#### [Exercise directions]
Scan the material for the word "التأويل", and copy each line where it shows up.

Collected data
______________________________
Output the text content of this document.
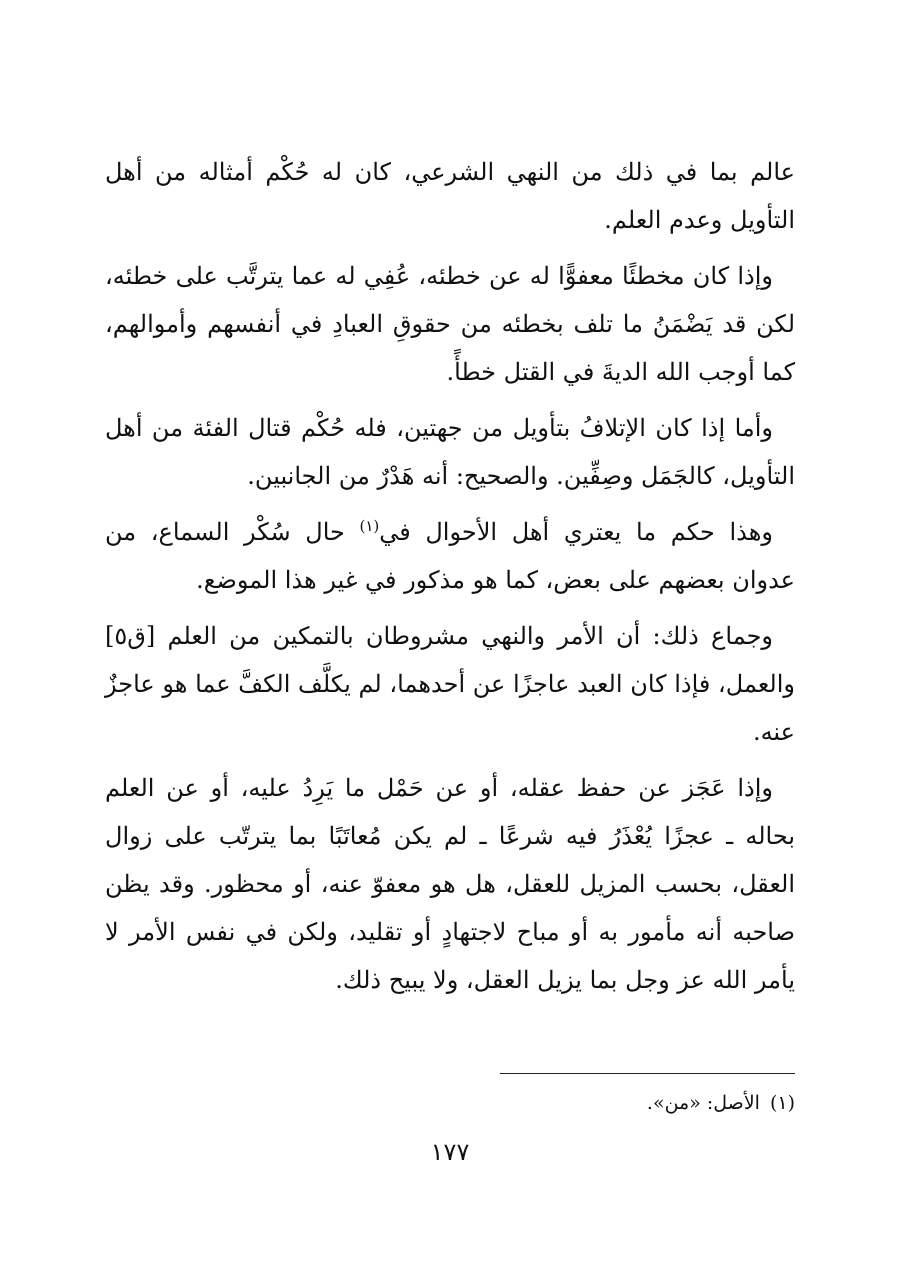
عالم بما في ذلك من النهي الشرعي، كان له حُكْم أمثاله من أهل التأويل وعدم العلم.

وإذا كان مخطئًا معفوًّا له عن خطئه، عُفِي له عما يترتَّب على خطئه، لكن قد يَضْمَنُ ما تلف بخطئه من حقوقِ العبادِ في أنفسهم وأموالهم، كما أوجب الله الديةَ في القتل خطأً.

وأما إذا كان الإتلافُ بتأويل من جهتين، فله حُكْم قتال الفئة من أهل التأويل، كالجَمَل وصِفِّين. والصحيح: أنه هَدْرٌ من الجانبين.

وهذا حكم ما يعتري أهل الأحوال في$^{(١)}$ حال سُكْر السماع، من عدوان بعضهم على بعض، كما هو مذكور في غير هذا الموضع.

وجماع ذلك: أن الأمر والنهي مشروطان بالتمكين من العلم [ق٥] والعمل، فإذا كان العبد عاجزًا عن أحدهما، لم يكلَّف الكفَّ عما هو عاجزٌ عنه.

وإذا عَجَز عن حفظ عقله، أو عن حَمْل ما يَرِدُ عليه، أو عن العلم بحاله ـ عجزًا يُعْذَرُ فيه شرعًا ـ لم يكن مُعاتَبًا بما يترتّب على زوال العقل، بحسب المزيل للعقل، هل هو معفوّ عنه، أو محظور. وقد يظن صاحبه أنه مأمور به أو مباح لاجتهادٍ أو تقليد، ولكن في نفس الأمر لا يأمر الله عز وجل بما يزيل العقل، ولا يبيح ذلك.

(١)الأصل: «من».
١٧٧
______________________________
#### [Answer to the exercise]
عالم بما في ذلك من النهي الشرعي، كان له حُكْم أمثاله من أهل التأويل وعدم العلم.
وأما إذا كان الإتلافُ بتأويل من جهتين، فله حُكْم قتال الفئة من أهل التأويل، كالجَمَل وصِفِّين. والصحيح: أنه هَدْرٌ من الجانبين.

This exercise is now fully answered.